> **The data**
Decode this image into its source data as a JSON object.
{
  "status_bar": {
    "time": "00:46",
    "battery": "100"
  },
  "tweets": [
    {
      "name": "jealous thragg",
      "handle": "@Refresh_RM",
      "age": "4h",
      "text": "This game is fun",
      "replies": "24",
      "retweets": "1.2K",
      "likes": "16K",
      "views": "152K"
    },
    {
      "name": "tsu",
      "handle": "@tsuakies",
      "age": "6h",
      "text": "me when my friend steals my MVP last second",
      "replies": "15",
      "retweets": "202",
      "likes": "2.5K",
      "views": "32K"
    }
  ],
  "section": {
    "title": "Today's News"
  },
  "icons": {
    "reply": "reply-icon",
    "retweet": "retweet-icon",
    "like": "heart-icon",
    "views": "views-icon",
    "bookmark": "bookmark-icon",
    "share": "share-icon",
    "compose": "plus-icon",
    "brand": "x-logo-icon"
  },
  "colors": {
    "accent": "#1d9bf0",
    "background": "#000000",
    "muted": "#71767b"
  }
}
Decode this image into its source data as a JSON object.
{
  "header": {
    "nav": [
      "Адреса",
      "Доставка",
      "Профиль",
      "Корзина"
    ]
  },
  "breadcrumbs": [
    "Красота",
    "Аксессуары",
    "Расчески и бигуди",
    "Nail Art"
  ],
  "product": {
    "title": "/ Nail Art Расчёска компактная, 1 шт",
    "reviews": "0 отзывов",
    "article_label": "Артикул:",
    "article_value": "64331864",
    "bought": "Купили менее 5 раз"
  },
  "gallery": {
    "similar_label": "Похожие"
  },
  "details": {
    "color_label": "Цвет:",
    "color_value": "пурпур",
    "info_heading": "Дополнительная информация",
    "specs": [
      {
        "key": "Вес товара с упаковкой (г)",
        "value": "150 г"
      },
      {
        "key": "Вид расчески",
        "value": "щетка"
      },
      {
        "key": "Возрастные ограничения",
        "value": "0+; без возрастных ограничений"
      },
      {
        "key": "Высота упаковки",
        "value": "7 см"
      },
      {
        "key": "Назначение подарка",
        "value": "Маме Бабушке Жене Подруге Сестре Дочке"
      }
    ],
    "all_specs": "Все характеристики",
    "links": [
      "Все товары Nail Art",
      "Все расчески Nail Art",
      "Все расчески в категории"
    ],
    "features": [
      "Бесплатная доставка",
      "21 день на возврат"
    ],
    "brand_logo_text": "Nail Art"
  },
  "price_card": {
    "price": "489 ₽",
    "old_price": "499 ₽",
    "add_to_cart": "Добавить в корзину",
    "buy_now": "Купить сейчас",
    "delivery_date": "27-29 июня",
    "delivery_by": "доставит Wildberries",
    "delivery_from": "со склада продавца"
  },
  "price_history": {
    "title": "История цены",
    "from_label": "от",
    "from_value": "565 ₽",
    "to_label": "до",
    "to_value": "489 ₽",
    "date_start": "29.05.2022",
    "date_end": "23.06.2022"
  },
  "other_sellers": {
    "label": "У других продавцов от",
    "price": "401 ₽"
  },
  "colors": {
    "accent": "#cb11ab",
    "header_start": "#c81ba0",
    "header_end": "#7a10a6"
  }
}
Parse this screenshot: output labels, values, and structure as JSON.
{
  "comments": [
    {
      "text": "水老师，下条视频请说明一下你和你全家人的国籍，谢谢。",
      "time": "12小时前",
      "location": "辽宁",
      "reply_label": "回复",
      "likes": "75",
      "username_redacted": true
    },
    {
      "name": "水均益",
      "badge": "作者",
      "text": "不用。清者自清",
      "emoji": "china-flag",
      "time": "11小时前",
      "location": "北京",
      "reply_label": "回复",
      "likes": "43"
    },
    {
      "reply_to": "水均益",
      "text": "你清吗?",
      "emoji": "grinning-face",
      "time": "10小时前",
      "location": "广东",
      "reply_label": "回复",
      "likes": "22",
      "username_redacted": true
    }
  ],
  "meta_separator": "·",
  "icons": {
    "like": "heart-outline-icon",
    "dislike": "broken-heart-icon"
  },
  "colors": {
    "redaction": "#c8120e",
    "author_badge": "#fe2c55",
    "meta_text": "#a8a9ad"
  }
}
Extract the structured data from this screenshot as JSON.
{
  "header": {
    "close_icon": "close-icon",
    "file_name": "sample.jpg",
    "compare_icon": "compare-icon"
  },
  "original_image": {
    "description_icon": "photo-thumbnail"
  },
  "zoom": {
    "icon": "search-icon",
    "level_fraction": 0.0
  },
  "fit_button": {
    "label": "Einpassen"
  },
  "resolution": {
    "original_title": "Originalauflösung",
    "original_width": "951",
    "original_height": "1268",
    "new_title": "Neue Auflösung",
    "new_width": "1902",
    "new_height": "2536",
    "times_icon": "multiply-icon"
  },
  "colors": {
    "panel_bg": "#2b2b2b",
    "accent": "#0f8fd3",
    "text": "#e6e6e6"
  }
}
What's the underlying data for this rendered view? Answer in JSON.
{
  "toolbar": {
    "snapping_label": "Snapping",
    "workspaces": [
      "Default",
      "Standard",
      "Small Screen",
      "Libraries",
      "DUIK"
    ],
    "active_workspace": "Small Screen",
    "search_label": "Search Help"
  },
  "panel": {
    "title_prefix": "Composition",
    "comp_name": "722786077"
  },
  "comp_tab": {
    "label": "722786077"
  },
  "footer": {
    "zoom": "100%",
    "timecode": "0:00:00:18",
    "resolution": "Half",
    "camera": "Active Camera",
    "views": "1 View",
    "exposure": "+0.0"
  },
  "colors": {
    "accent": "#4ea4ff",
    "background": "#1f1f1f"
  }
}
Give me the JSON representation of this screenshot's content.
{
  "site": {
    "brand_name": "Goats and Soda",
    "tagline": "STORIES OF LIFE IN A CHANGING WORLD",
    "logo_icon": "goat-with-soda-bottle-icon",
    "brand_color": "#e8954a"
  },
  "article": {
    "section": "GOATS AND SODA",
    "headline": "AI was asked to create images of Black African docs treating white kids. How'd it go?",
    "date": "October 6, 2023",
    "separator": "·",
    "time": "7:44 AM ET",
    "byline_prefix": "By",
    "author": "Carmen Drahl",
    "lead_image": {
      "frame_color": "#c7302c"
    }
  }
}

> **The problem**
Copy out all lines from the material above that contain the string "heart".

> **The result**
    "like": "heart-icon",
    "like": "heart-outline-icon",
    "dislike": "broken-heart-icon"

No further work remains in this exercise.